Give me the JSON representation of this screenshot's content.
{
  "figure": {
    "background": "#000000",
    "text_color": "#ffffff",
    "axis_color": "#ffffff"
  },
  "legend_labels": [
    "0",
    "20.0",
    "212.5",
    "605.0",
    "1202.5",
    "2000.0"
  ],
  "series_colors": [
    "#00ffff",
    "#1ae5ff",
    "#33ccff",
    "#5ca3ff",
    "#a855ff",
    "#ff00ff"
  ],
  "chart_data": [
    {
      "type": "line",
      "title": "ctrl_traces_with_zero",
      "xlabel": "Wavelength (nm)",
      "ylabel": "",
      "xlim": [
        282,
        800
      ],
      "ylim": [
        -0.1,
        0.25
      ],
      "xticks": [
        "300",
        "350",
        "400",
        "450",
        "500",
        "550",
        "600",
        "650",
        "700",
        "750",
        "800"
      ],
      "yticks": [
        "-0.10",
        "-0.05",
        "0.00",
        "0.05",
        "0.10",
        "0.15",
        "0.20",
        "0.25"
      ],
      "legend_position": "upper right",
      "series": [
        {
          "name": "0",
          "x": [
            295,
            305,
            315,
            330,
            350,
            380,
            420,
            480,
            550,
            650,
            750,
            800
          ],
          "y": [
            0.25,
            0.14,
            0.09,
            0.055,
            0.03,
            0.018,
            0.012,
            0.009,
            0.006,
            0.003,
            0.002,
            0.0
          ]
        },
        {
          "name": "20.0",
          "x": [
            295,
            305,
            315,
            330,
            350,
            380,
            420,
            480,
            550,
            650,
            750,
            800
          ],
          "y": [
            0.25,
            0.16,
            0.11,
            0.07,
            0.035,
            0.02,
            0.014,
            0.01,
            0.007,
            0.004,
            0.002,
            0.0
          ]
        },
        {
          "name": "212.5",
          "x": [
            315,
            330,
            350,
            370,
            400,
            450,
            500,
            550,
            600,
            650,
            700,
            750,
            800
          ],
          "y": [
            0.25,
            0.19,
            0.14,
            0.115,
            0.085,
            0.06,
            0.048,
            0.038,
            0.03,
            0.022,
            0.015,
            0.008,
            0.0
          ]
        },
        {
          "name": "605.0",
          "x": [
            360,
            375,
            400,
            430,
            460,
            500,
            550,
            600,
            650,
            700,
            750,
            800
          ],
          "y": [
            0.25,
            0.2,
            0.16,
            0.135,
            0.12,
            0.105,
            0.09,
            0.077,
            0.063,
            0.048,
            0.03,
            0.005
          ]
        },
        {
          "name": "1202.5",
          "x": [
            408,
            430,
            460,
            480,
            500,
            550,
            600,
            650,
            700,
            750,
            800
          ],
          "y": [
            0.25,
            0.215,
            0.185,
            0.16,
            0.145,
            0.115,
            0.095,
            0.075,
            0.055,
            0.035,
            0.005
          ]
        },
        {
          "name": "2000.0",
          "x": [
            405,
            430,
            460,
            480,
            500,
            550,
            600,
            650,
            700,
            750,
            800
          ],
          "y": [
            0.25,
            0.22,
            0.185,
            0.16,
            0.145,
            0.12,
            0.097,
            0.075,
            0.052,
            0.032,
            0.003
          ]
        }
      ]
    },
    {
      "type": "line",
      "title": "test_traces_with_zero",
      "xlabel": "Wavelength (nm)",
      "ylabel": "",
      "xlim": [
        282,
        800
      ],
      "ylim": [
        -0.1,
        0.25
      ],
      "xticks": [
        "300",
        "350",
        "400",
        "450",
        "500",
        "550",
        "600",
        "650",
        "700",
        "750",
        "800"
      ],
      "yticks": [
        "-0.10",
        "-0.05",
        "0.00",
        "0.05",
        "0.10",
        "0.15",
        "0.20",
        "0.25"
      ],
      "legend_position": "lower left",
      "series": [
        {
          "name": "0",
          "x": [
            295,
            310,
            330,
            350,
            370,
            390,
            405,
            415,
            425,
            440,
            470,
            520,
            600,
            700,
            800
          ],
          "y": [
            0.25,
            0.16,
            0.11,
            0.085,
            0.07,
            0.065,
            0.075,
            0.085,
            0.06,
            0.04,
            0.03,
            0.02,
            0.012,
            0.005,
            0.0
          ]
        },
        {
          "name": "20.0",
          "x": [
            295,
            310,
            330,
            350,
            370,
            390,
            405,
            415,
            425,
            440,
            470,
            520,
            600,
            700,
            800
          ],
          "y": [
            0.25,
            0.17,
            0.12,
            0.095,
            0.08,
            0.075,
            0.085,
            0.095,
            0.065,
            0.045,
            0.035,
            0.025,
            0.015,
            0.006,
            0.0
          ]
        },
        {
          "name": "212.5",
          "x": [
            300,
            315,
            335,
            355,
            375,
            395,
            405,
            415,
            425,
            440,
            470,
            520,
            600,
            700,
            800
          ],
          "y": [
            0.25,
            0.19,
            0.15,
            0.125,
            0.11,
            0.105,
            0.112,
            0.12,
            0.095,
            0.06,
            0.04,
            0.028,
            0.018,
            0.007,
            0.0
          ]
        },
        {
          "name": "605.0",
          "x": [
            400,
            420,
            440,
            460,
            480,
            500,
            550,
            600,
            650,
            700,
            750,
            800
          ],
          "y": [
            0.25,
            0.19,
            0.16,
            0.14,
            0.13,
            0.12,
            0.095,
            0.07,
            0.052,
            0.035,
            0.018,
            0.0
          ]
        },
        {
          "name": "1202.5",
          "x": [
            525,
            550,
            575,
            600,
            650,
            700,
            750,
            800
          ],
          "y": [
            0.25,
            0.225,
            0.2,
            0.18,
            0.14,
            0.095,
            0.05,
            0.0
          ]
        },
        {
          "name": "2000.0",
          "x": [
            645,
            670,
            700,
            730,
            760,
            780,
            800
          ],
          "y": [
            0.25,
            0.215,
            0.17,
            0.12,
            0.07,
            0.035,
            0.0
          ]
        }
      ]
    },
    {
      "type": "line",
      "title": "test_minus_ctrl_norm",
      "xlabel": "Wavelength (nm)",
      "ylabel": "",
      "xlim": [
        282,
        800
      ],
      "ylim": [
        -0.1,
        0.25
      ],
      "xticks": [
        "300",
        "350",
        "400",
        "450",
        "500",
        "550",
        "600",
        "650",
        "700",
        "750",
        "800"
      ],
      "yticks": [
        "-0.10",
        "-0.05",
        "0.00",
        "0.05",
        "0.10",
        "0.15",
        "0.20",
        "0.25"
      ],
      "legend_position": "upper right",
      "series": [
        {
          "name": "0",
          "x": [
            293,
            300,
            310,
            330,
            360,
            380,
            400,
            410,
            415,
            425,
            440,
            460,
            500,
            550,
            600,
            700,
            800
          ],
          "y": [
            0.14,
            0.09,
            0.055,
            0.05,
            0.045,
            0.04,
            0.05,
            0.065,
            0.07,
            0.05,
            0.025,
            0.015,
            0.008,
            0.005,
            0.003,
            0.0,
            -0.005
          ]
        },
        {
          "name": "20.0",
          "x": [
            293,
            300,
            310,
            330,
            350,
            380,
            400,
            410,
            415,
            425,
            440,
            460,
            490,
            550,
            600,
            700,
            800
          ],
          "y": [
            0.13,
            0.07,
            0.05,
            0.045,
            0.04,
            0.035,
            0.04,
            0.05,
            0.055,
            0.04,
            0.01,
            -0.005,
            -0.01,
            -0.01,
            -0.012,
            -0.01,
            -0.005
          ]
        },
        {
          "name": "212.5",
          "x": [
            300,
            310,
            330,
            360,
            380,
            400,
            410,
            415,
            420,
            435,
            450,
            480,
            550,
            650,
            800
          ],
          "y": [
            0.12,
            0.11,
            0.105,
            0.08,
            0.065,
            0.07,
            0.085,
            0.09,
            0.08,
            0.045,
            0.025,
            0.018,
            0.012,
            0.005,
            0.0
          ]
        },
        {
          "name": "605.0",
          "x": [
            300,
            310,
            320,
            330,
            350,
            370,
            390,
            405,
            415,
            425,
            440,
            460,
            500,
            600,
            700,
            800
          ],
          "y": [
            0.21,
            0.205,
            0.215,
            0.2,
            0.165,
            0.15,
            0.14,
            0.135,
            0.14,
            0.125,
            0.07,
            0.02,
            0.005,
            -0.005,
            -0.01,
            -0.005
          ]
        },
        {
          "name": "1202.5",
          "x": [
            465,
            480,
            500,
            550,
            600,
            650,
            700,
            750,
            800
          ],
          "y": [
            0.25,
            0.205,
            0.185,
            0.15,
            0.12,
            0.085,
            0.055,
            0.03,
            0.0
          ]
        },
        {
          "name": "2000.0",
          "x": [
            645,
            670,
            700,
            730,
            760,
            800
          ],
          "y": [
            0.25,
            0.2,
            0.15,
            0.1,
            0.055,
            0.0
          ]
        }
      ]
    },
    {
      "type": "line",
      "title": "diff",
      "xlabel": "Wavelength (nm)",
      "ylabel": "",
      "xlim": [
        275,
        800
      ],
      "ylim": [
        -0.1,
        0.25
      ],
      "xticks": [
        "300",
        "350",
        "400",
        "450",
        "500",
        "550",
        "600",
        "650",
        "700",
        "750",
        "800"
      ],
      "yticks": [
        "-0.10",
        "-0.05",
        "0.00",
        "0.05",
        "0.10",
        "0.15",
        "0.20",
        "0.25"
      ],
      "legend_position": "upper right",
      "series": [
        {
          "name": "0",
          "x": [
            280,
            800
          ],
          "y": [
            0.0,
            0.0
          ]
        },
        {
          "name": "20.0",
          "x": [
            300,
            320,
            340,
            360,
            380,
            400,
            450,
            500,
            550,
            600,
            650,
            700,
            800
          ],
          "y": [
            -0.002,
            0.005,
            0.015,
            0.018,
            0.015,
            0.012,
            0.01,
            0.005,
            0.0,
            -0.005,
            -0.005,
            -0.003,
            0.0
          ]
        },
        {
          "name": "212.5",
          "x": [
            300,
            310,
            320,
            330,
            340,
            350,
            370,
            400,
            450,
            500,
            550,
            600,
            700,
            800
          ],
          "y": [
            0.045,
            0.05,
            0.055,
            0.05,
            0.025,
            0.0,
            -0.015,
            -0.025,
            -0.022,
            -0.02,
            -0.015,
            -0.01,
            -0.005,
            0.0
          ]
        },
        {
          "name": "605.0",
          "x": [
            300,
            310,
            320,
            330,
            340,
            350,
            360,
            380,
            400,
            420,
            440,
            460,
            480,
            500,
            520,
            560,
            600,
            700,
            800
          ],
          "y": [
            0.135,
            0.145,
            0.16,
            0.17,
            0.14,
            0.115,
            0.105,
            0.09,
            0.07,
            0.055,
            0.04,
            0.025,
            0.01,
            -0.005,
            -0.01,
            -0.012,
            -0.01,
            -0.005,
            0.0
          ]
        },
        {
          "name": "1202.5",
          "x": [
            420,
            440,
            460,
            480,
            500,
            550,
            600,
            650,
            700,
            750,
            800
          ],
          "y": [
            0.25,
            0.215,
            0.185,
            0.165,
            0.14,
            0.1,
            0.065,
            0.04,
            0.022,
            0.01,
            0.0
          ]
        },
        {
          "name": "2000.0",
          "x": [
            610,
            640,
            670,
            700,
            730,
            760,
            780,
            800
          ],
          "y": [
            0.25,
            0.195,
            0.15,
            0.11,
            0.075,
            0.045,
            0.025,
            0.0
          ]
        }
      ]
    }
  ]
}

□ □ □ □

**PROBLEM TO SOLVE**
Check each line above for the word "ffffff" and copy the ones that have it.

**RESULT FOR THIS TASK**
    "text_color": "#ffffff",
    "axis_color": "#ffffff"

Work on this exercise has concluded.